[Layout coordinate data]
□ □ □ □
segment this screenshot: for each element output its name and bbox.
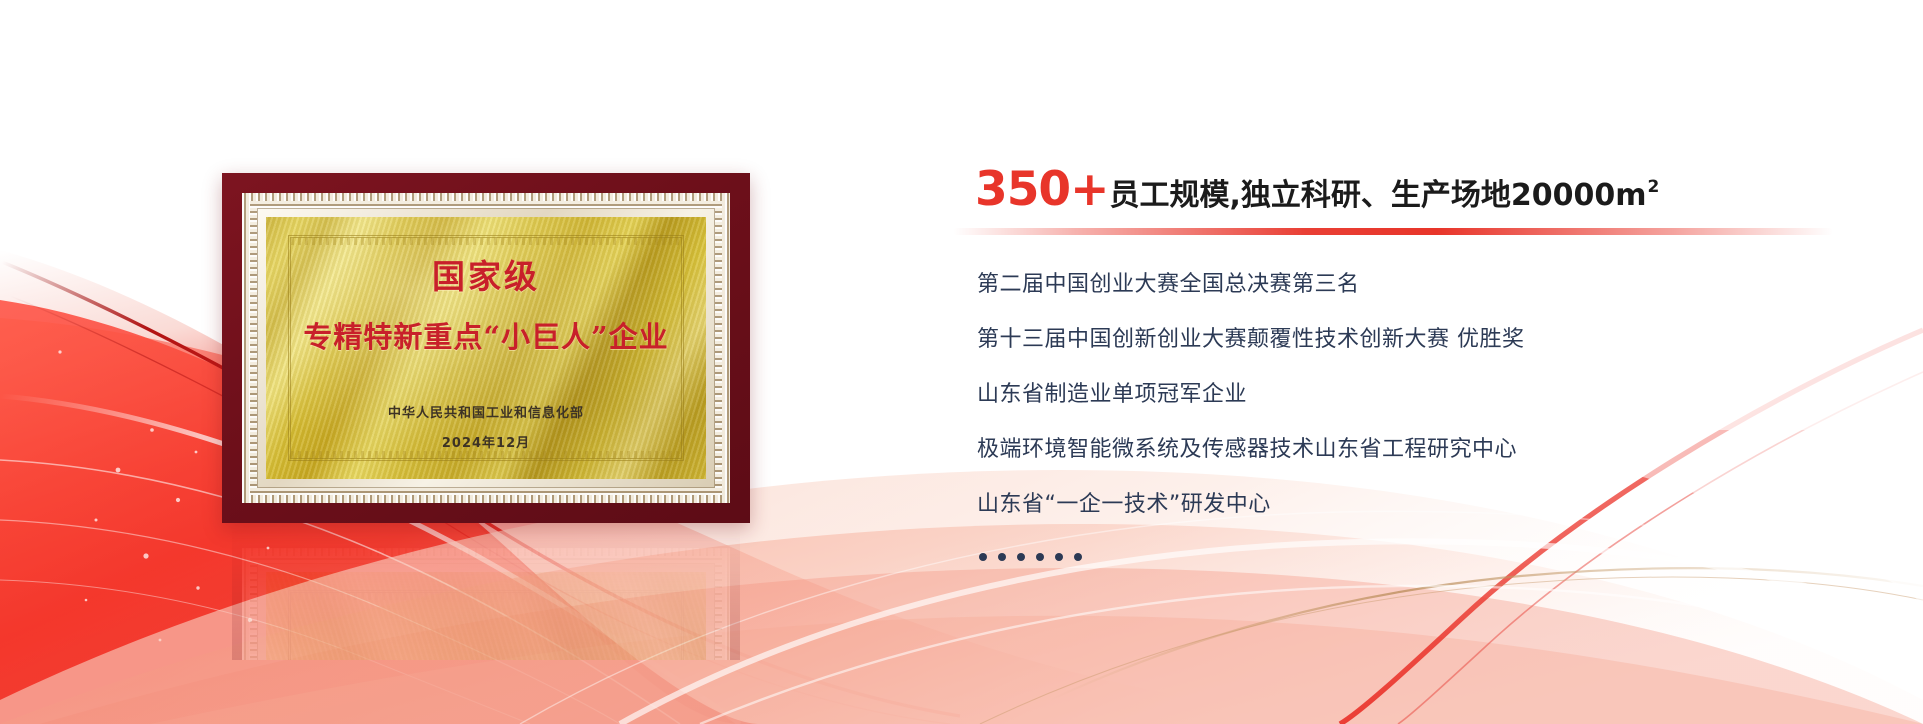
ellipsis-dot [998, 553, 1006, 561]
award-item: 极端环境智能微系统及传感器技术山东省工程研究中心 [977, 439, 1837, 494]
plaque-title-line2: 专精特新重点“小巨人”企业 [303, 314, 668, 356]
award-plaque: 国家级 专精特新重点“小巨人”企业 中华人民共和国工业和信息化部 2024年12… [222, 173, 750, 523]
plaque-date: 2024年12月 [442, 432, 530, 451]
plaque-title-line1: 国家级 [432, 250, 540, 298]
content-column: 350+员工规模,独立科研、生产场地20000m2 第二届中国创业大赛全国总决赛… [975, 0, 1875, 724]
headline-superscript: 2 [1648, 177, 1660, 197]
banner-stage: 国家级 专精特新重点“小巨人”企业 中华人民共和国工业和信息化部 2024年12… [0, 0, 1923, 724]
plaque-text-block: 国家级 专精特新重点“小巨人”企业 中华人民共和国工业和信息化部 2024年12… [266, 217, 706, 479]
headline-underline [953, 228, 1833, 235]
award-list: 第二届中国创业大赛全国总决赛第三名 第十三届中国创新创业大赛颠覆性技术创新大赛 … [977, 274, 1837, 561]
award-item: 山东省制造业单项冠军企业 [977, 384, 1837, 439]
plaque-ornament-middle: 国家级 专精特新重点“小巨人”企业 中华人民共和国工业和信息化部 2024年12… [250, 201, 722, 495]
plaque-gold-face: 国家级 专精特新重点“小巨人”企业 中华人民共和国工业和信息化部 2024年12… [266, 217, 706, 479]
plaque-ornament-inner: 国家级 专精特新重点“小巨人”企业 中华人民共和国工业和信息化部 2024年12… [257, 208, 715, 488]
headline-number: 350+ [975, 166, 1109, 213]
ellipsis-dot [1017, 553, 1025, 561]
ellipsis-dot [1036, 553, 1044, 561]
ellipsis-dot [1055, 553, 1063, 561]
ellipsis-dots [977, 553, 1837, 561]
award-item: 第十三届中国创新创业大赛颠覆性技术创新大赛 优胜奖 [977, 329, 1837, 384]
plaque-issuer: 中华人民共和国工业和信息化部 [388, 402, 584, 421]
headline: 350+员工规模,独立科研、生产场地20000m2 [975, 166, 1659, 213]
award-item: 山东省“一企一技术”研发中心 [977, 494, 1837, 549]
plaque-frame: 国家级 专精特新重点“小巨人”企业 中华人民共和国工业和信息化部 2024年12… [222, 173, 750, 523]
headline-text: 员工规模,独立科研、生产场地20000m [1110, 181, 1647, 211]
ellipsis-dot [1074, 553, 1082, 561]
award-item: 第二届中国创业大赛全国总决赛第三名 [977, 274, 1837, 329]
plaque-ornament-outer: 国家级 专精特新重点“小巨人”企业 中华人民共和国工业和信息化部 2024年12… [242, 193, 730, 503]
ellipsis-dot [979, 553, 987, 561]
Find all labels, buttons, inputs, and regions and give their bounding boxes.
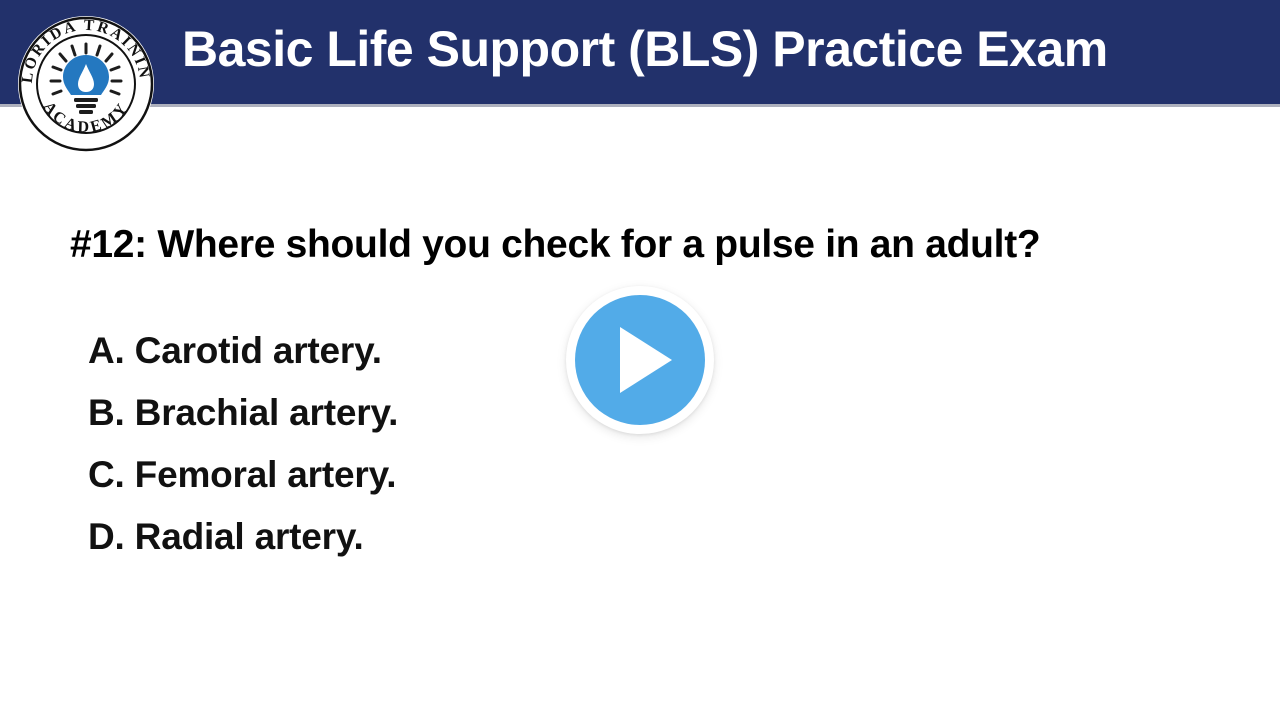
- page-title: Basic Life Support (BLS) Practice Exam: [182, 13, 1108, 85]
- answer-option-a[interactable]: A. Carotid artery.: [88, 320, 528, 382]
- answer-options-list: A. Carotid artery. B. Brachial artery. C…: [88, 320, 528, 568]
- play-button-disc: [575, 295, 705, 425]
- answer-option-d[interactable]: D. Radial artery.: [88, 506, 528, 568]
- florida-training-academy-logo: FLORIDA TRAINING ACADEMY: [14, 12, 158, 156]
- answer-option-c[interactable]: C. Femoral artery.: [88, 444, 528, 506]
- play-icon: [620, 327, 672, 393]
- header-divider: [0, 104, 1280, 107]
- answer-option-b[interactable]: B. Brachial artery.: [88, 382, 528, 444]
- question-text: #12: Where should you check for a pulse …: [70, 217, 1250, 273]
- play-button[interactable]: [566, 286, 714, 434]
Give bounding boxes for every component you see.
□ □ □ □
* **Work to be completed**
Switch "artery" to "vessel" in the items, starting with the line with "- page-title: Basic" and going on through the line with "- florida-training-academy-logo: FLORIDA". Write those lines out again with nothing else changed.

* **Written reply**
- page-title: Basic Life Support (BLS) Practice Exam: [182, 13, 1108, 85]
- answer-option-a[interactable]: A. Carotid vessel.: [88, 320, 528, 382]
- answer-options-list: A. Carotid vessel. B. Brachial vessel. C…: [88, 320, 528, 568]
- play-button-disc: [575, 295, 705, 425]
- answer-option-d[interactable]: D. Radial vessel.: [88, 506, 528, 568]
- florida-training-academy-logo: FLORIDA TRAINING ACADEMY: [14, 12, 158, 156]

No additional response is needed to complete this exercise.